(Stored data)
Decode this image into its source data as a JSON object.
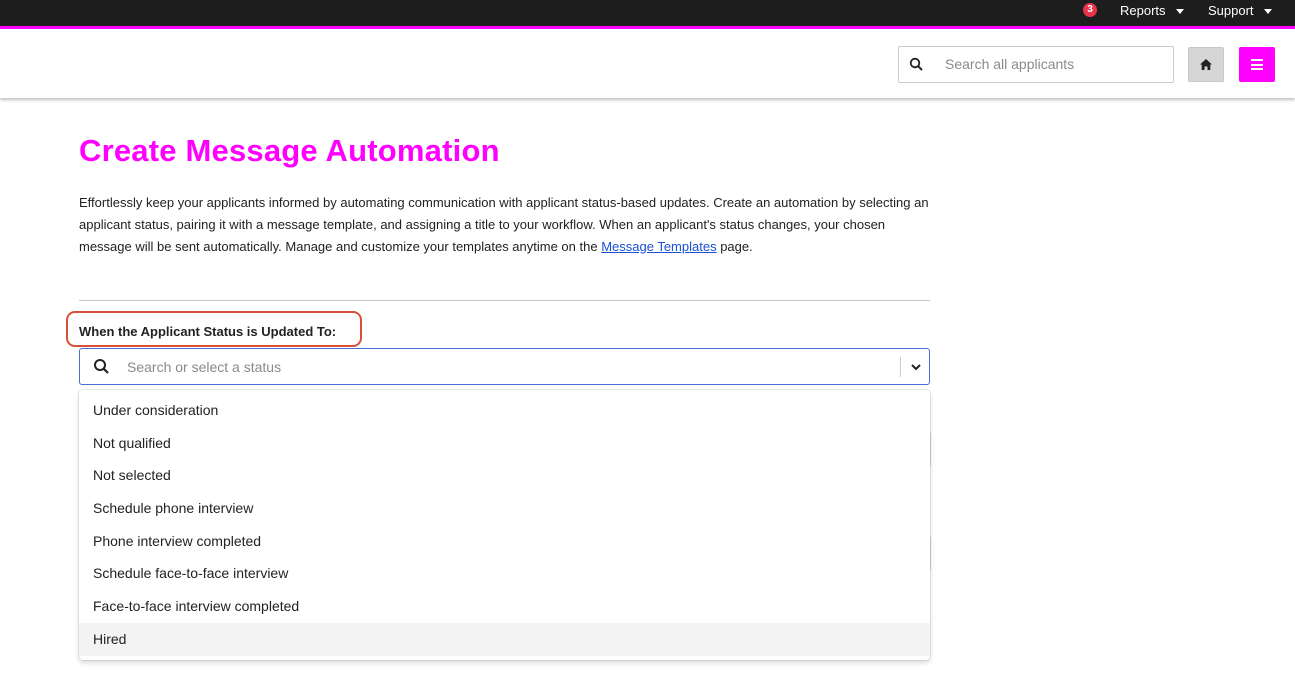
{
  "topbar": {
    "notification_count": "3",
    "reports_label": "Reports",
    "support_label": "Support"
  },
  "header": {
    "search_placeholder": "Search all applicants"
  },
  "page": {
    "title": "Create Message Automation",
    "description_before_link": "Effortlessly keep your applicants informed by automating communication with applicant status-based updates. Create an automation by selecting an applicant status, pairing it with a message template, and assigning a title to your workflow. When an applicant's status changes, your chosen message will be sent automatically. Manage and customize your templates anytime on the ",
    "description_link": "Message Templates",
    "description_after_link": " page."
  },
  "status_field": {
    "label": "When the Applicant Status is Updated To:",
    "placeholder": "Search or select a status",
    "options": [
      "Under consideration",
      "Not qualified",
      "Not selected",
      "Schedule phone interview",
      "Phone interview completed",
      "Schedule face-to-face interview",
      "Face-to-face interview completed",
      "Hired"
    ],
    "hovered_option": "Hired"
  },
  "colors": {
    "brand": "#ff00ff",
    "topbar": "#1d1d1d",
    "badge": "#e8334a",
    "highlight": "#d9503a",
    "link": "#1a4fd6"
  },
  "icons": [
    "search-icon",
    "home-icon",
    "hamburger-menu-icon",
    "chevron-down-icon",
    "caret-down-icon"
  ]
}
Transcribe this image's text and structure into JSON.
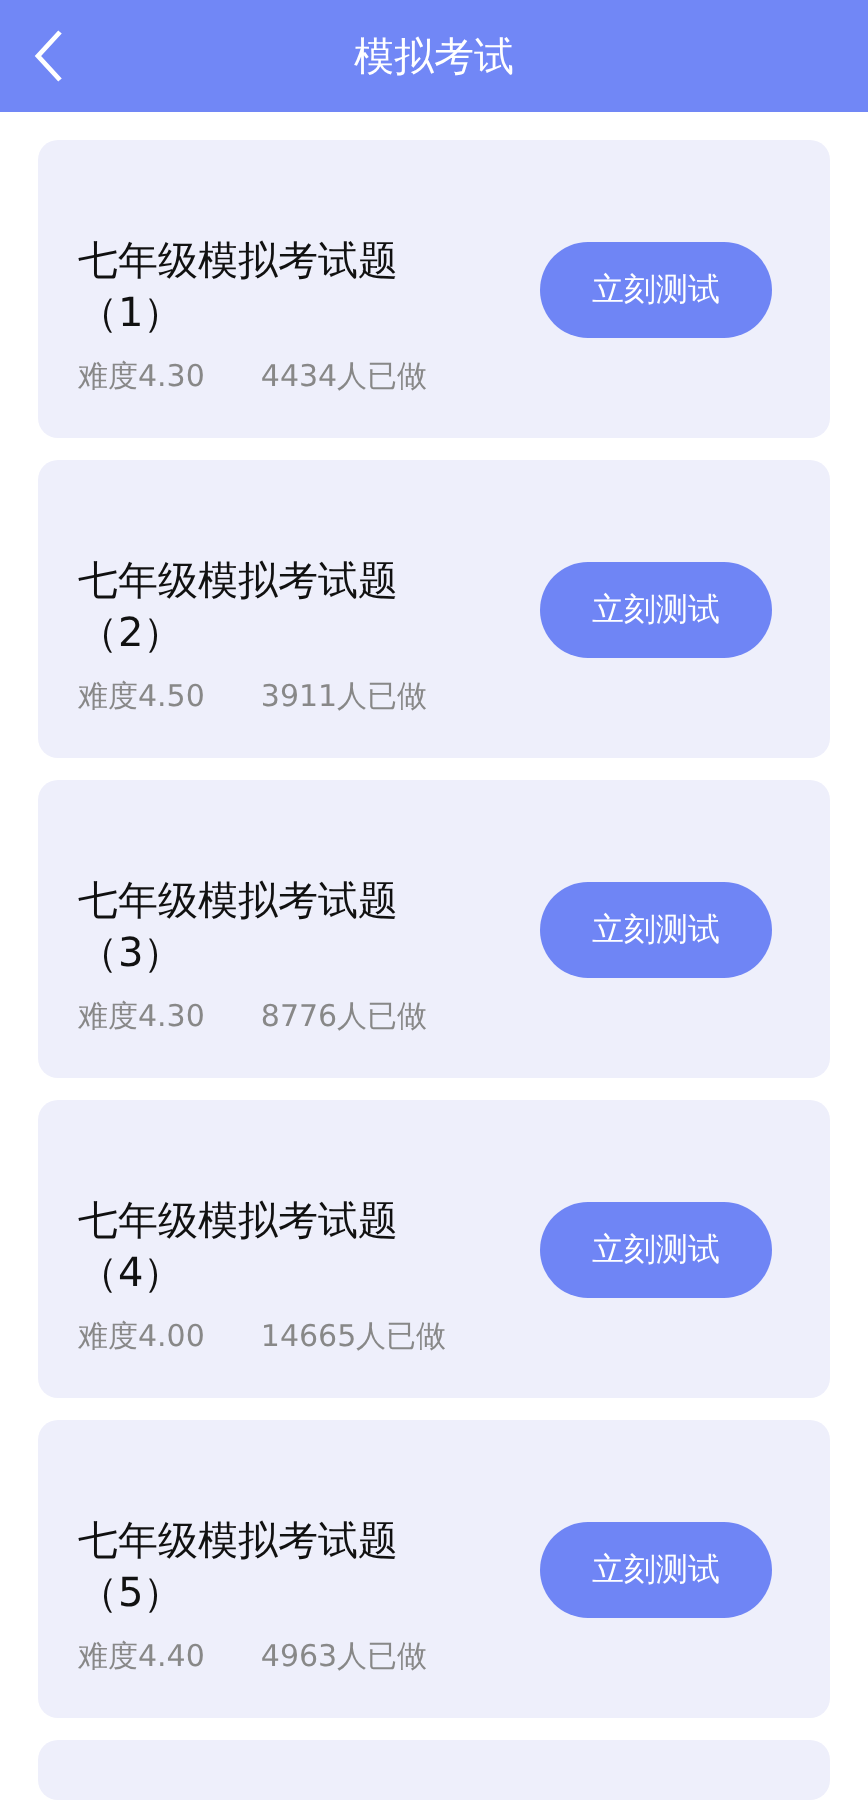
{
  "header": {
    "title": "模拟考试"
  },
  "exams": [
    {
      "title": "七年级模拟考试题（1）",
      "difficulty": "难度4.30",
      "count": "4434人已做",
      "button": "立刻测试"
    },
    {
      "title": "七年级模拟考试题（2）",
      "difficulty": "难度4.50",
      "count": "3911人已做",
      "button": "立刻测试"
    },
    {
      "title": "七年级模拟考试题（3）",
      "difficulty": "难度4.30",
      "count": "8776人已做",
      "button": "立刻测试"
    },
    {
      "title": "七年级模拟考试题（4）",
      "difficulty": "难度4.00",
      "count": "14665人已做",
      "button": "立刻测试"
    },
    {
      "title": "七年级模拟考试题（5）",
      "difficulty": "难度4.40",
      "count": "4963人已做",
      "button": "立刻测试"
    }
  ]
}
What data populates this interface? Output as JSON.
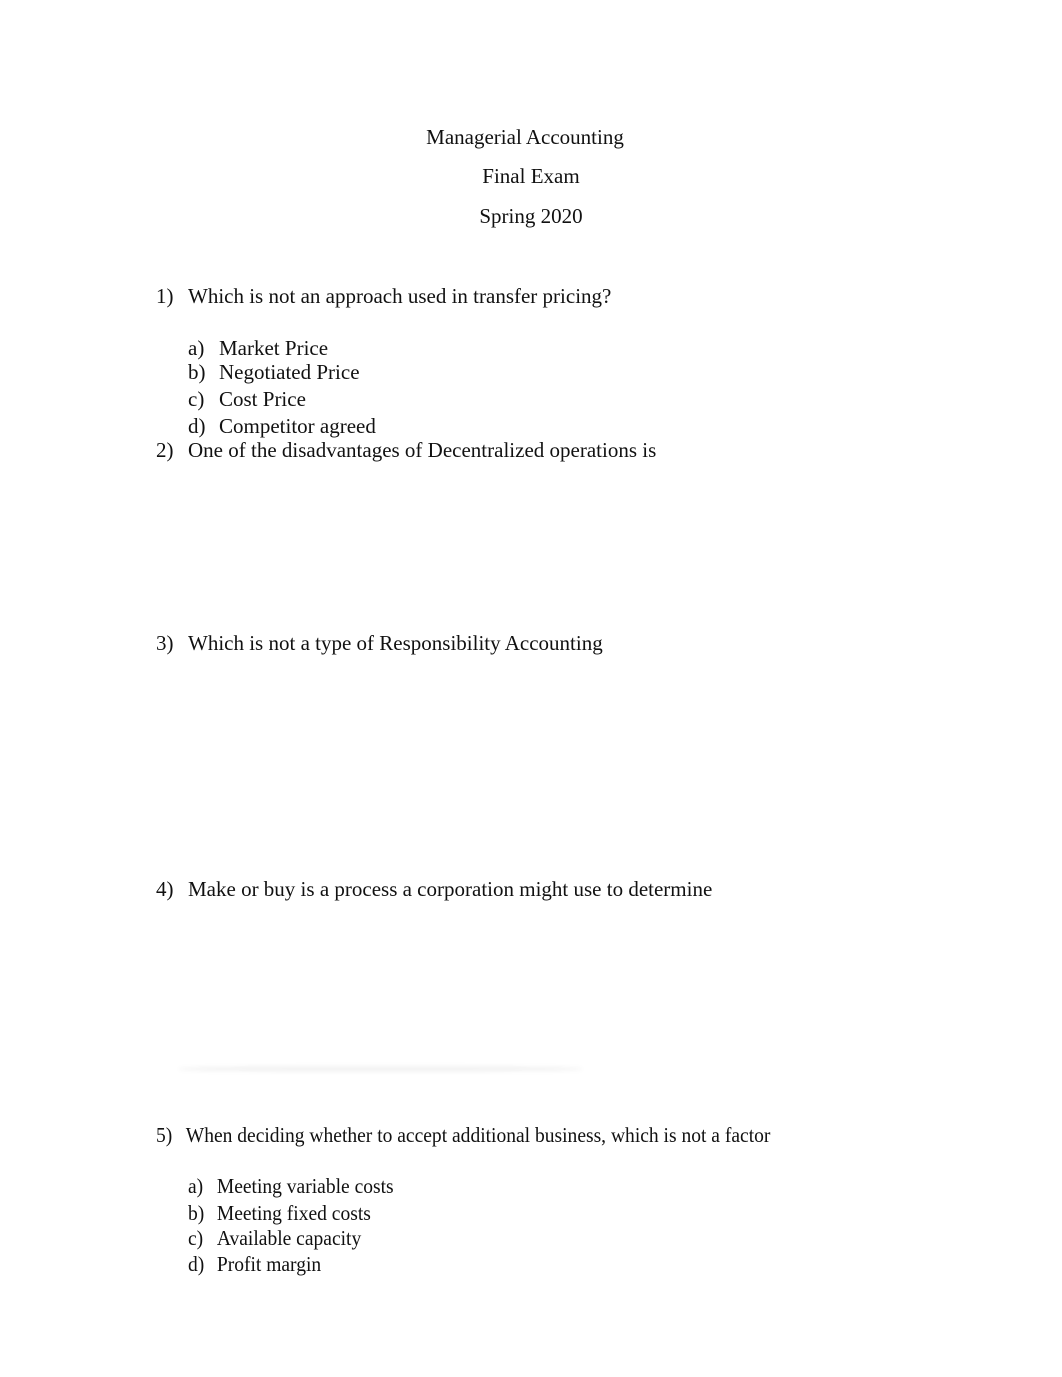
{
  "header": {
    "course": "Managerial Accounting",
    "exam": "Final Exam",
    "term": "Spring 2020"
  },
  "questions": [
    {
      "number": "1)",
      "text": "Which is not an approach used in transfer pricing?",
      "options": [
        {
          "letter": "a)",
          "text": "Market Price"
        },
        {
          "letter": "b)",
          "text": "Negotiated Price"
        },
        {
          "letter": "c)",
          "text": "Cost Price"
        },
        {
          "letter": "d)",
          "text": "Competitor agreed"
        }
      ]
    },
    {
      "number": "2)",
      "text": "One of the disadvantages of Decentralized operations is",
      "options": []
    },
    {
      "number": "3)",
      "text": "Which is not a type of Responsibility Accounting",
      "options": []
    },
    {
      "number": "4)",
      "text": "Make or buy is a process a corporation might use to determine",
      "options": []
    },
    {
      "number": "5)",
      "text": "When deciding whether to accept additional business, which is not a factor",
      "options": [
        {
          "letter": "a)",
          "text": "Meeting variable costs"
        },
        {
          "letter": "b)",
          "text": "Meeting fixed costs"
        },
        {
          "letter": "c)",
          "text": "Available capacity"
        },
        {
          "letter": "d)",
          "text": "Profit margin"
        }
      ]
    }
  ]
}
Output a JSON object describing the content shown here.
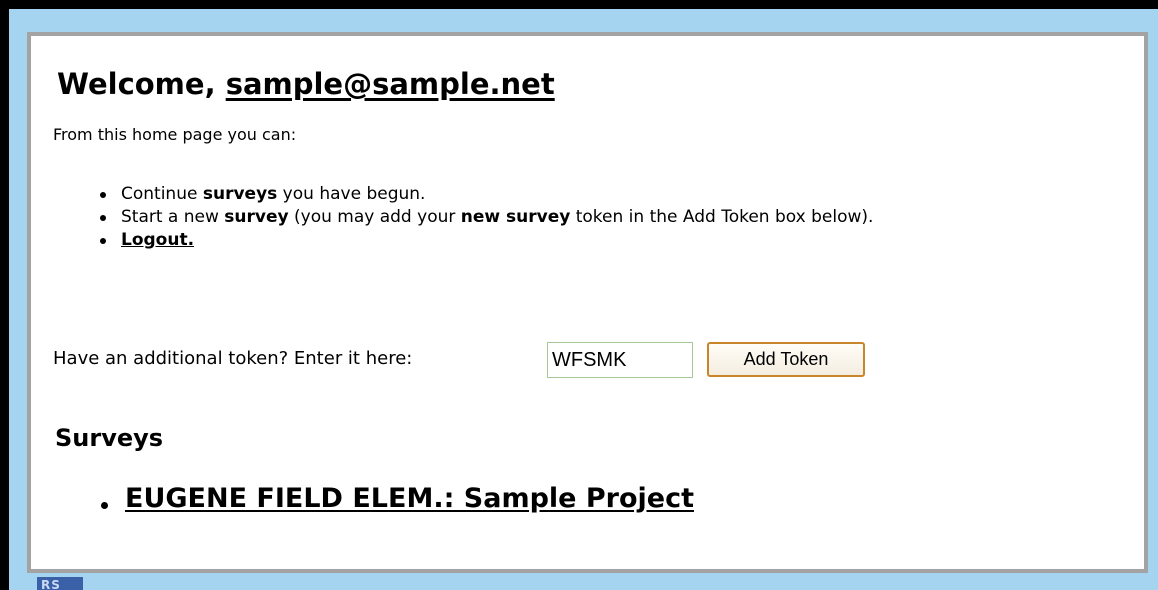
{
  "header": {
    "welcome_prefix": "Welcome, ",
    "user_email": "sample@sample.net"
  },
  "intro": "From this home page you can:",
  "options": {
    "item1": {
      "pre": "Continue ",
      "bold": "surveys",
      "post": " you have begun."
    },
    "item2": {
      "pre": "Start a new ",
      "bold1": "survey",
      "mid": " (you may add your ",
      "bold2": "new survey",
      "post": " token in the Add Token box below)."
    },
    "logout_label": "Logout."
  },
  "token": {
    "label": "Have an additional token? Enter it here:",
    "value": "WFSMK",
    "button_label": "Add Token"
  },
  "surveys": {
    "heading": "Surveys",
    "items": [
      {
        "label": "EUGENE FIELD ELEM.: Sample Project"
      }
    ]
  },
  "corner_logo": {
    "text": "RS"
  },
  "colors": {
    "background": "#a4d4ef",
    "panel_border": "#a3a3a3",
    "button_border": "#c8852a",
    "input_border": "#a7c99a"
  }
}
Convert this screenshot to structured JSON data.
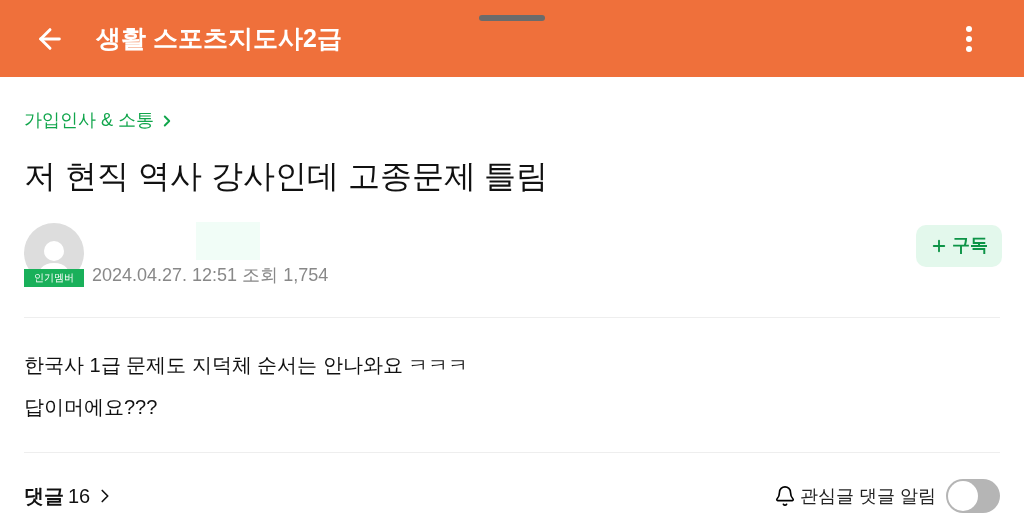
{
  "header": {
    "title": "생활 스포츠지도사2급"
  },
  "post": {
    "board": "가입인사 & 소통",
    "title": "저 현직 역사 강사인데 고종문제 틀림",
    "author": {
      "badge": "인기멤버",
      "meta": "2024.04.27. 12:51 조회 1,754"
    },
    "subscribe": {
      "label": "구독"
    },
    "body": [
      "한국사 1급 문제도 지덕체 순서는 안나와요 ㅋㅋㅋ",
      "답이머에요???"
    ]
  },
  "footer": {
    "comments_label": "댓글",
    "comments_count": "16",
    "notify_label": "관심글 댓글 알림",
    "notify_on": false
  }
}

Task brief. The listing above needs to be output again exactly. Don't include the pictures.

Task response.
Decode this image into its source data as a JSON object.
{
  "topbar": {
    "notification_count": "3",
    "reports_label": "Reports",
    "support_label": "Support"
  },
  "header": {
    "search_placeholder": "Search all applicants"
  },
  "page": {
    "title": "Create Message Automation",
    "description_before_link": "Effortlessly keep your applicants informed by automating communication with applicant status-based updates. Create an automation by selecting an applicant status, pairing it with a message template, and assigning a title to your workflow. When an applicant's status changes, your chosen message will be sent automatically. Manage and customize your templates anytime on the ",
    "description_link": "Message Templates",
    "description_after_link": " page."
  },
  "status_field": {
    "label": "When the Applicant Status is Updated To:",
    "placeholder": "Search or select a status",
    "options": [
      "Under consideration",
      "Not qualified",
      "Not selected",
      "Schedule phone interview",
      "Phone interview completed",
      "Schedule face-to-face interview",
      "Face-to-face interview completed",
      "Hired"
    ],
    "hovered_option": "Hired"
  },
  "colors": {
    "brand": "#ff00ff",
    "topbar": "#1d1d1d",
    "badge": "#e8334a",
    "highlight": "#d9503a",
    "link": "#1a4fd6"
  },
  "icons": [
    "search-icon",
    "home-icon",
    "hamburger-menu-icon",
    "chevron-down-icon",
    "caret-down-icon"
  ]
}
Transcribe this image's text and structure into JSON.
{
  "header": {
    "title": "模拟考试"
  },
  "exams": [
    {
      "title": "七年级模拟考试题（1）",
      "difficulty": "难度4.30",
      "count": "4434人已做",
      "button": "立刻测试"
    },
    {
      "title": "七年级模拟考试题（2）",
      "difficulty": "难度4.50",
      "count": "3911人已做",
      "button": "立刻测试"
    },
    {
      "title": "七年级模拟考试题（3）",
      "difficulty": "难度4.30",
      "count": "8776人已做",
      "button": "立刻测试"
    },
    {
      "title": "七年级模拟考试题（4）",
      "difficulty": "难度4.00",
      "count": "14665人已做",
      "button": "立刻测试"
    },
    {
      "title": "七年级模拟考试题（5）",
      "difficulty": "难度4.40",
      "count": "4963人已做",
      "button": "立刻测试"
    }
  ]
}
What data populates this interface? Output as JSON.
{
  "header": {
    "course": "Managerial Accounting",
    "exam": "Final Exam",
    "term": "Spring 2020"
  },
  "questions": [
    {
      "number": "1)",
      "text": "Which is not an approach used in transfer pricing?",
      "options": [
        {
          "letter": "a)",
          "text": "Market Price"
        },
        {
          "letter": "b)",
          "text": "Negotiated Price"
        },
        {
          "letter": "c)",
          "text": "Cost Price"
        },
        {
          "letter": "d)",
          "text": "Competitor agreed"
        }
      ]
    },
    {
      "number": "2)",
      "text": "One of the disadvantages of Decentralized operations is",
      "options": []
    },
    {
      "number": "3)",
      "text": "Which is not a type of Responsibility Accounting",
      "options": []
    },
    {
      "number": "4)",
      "text": "Make or buy is a process a corporation might use to determine",
      "options": []
    },
    {
      "number": "5)",
      "text": "When deciding whether to accept additional business, which is not a factor",
      "options": [
        {
          "letter": "a)",
          "text": "Meeting variable costs"
        },
        {
          "letter": "b)",
          "text": "Meeting fixed costs"
        },
        {
          "letter": "c)",
          "text": "Available capacity"
        },
        {
          "letter": "d)",
          "text": "Profit margin"
        }
      ]
    }
  ]
}
Output a JSON object describing the content shown here.
{
  "header": {
    "welcome_prefix": "Welcome, ",
    "user_email": "sample@sample.net"
  },
  "intro": "From this home page you can:",
  "options": {
    "item1": {
      "pre": "Continue ",
      "bold": "surveys",
      "post": " you have begun."
    },
    "item2": {
      "pre": "Start a new ",
      "bold1": "survey",
      "mid": " (you may add your ",
      "bold2": "new survey",
      "post": " token in the Add Token box below)."
    },
    "logout_label": "Logout."
  },
  "token": {
    "label": "Have an additional token? Enter it here:",
    "value": "WFSMK",
    "button_label": "Add Token"
  },
  "surveys": {
    "heading": "Surveys",
    "items": [
      {
        "label": "EUGENE FIELD ELEM.: Sample Project"
      }
    ]
  },
  "corner_logo": {
    "text": "RS"
  },
  "colors": {
    "background": "#a4d4ef",
    "panel_border": "#a3a3a3",
    "button_border": "#c8852a",
    "input_border": "#a7c99a"
  }
}
Convert this screenshot to structured JSON data.
{
  "header": {
    "title": "생활 스포츠지도사2급"
  },
  "post": {
    "board": "가입인사 & 소통",
    "title": "저 현직 역사 강사인데 고종문제 틀림",
    "author": {
      "badge": "인기멤버",
      "meta": "2024.04.27. 12:51 조회 1,754"
    },
    "subscribe": {
      "label": "구독"
    },
    "body": [
      "한국사 1급 문제도 지덕체 순서는 안나와요 ㅋㅋㅋ",
      "답이머에요???"
    ]
  },
  "footer": {
    "comments_label": "댓글",
    "comments_count": "16",
    "notify_label": "관심글 댓글 알림",
    "notify_on": false
  }
}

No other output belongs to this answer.